======== Data ========

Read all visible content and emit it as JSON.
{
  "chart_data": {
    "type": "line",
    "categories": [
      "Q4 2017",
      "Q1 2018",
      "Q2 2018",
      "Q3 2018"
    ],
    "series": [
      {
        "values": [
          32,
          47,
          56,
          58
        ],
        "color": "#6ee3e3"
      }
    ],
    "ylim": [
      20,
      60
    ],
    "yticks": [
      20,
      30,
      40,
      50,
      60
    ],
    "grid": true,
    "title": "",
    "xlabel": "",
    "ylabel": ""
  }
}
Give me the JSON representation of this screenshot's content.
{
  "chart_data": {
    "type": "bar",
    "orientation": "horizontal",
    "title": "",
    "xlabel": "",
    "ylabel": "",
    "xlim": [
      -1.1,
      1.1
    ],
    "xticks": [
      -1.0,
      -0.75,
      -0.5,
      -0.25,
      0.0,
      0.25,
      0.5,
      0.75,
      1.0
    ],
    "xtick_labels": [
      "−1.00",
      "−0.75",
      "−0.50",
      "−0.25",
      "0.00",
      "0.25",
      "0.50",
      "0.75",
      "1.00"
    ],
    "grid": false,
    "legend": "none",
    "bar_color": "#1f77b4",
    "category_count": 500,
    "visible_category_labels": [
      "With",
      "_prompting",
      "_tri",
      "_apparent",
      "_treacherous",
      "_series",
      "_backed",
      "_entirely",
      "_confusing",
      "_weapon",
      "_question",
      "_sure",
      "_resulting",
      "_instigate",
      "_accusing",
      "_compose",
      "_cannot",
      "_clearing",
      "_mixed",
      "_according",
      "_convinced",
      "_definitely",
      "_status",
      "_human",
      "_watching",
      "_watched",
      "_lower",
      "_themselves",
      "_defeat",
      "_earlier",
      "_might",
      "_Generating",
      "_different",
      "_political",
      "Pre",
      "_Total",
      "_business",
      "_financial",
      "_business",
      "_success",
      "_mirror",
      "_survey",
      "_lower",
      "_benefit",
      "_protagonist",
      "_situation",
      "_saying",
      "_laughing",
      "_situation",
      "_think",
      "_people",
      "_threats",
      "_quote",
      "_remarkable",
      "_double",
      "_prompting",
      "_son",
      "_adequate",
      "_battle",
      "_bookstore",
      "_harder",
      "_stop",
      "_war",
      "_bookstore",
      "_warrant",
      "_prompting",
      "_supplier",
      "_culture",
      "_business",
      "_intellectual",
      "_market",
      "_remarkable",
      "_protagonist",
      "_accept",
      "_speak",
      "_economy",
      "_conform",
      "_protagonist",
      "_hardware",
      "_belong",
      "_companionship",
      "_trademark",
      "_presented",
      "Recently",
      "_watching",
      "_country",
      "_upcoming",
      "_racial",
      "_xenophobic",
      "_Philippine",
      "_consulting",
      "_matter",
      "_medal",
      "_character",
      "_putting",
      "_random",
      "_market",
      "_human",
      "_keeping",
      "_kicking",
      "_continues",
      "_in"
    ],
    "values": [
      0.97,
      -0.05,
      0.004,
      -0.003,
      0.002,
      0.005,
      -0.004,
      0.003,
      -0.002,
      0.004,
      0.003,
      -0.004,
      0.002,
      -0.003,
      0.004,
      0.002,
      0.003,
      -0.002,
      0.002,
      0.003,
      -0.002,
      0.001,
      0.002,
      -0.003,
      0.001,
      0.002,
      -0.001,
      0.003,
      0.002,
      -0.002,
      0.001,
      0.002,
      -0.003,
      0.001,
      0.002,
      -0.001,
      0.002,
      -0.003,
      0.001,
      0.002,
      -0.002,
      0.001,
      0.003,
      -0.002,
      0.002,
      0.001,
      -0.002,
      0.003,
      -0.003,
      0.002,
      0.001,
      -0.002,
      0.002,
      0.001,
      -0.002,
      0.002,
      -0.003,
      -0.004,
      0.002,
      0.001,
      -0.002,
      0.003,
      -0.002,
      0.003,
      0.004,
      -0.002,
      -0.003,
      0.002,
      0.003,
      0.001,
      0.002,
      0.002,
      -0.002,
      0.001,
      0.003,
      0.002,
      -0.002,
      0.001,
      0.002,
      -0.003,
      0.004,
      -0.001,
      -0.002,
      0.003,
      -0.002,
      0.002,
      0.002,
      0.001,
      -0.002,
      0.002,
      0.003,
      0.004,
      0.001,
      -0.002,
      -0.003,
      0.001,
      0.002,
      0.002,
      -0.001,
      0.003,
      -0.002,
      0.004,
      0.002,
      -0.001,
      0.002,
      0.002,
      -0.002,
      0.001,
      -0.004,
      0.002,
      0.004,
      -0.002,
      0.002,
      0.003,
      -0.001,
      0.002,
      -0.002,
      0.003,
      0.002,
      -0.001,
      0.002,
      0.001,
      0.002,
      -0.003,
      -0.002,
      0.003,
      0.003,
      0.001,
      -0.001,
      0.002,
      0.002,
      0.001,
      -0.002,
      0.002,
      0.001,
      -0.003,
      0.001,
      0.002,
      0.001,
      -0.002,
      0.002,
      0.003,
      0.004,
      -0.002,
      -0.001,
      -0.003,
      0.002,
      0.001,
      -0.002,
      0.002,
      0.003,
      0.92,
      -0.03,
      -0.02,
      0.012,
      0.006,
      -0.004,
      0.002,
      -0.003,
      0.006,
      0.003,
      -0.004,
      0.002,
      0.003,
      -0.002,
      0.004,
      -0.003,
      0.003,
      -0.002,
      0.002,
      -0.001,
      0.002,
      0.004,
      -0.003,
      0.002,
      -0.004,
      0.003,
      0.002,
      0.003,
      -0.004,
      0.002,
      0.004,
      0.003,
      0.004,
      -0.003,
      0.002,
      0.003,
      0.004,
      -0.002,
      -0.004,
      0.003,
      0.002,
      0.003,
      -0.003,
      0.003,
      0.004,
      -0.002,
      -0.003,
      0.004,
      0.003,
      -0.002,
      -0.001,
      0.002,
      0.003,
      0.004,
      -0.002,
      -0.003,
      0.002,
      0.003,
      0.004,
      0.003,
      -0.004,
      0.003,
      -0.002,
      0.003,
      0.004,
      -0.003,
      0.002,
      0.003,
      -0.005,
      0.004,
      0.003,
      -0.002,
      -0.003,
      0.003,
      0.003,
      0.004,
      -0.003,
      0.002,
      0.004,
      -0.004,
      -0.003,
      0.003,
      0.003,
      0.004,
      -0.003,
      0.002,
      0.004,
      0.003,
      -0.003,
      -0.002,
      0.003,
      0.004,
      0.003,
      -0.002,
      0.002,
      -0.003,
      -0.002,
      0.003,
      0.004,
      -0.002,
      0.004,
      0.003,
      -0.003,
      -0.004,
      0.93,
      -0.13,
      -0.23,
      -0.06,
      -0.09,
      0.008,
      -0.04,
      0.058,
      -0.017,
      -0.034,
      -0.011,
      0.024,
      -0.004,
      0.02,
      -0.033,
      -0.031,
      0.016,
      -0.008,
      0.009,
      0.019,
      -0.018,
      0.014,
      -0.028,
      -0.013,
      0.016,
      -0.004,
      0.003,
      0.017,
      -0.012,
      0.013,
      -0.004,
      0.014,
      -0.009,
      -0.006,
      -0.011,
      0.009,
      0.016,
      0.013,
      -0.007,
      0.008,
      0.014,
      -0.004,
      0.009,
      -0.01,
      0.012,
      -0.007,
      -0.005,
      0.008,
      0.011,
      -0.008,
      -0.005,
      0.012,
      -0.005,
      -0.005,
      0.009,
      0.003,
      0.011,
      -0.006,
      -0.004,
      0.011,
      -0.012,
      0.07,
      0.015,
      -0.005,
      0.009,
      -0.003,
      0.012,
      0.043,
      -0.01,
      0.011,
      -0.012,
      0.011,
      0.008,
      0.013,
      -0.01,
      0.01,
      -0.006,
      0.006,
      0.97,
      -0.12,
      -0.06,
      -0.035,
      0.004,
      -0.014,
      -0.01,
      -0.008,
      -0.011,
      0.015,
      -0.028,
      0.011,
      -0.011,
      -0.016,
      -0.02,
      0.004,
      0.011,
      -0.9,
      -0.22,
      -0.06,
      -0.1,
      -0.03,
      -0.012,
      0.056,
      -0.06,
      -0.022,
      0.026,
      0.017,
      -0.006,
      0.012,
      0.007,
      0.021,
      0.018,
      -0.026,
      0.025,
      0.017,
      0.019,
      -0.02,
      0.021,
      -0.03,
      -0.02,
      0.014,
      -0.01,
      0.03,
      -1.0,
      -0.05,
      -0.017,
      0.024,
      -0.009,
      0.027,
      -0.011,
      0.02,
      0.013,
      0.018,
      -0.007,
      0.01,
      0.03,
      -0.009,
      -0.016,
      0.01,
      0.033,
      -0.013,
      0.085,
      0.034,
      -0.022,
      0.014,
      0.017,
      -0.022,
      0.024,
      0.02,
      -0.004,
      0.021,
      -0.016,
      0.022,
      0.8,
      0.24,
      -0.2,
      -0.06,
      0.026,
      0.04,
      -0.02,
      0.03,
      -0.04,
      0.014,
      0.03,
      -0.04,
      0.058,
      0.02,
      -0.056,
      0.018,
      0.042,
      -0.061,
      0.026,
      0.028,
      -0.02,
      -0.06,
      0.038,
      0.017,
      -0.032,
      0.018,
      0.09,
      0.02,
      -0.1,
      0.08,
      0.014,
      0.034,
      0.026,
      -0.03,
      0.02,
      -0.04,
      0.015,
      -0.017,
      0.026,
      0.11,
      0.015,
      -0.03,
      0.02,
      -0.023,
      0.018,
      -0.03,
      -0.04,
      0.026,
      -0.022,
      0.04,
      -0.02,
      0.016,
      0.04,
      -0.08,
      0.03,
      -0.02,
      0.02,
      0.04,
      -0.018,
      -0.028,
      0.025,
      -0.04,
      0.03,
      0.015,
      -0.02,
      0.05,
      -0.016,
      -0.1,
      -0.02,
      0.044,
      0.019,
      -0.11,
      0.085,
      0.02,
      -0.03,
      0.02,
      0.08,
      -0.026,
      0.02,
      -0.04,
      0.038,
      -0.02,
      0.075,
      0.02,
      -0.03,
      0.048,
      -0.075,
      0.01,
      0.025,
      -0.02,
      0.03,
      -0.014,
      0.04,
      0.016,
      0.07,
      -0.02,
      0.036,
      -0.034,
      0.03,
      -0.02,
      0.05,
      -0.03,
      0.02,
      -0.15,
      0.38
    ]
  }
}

========

Problem:
Only the number is wanted: how many lines above include the word "JSON"?

The response:
2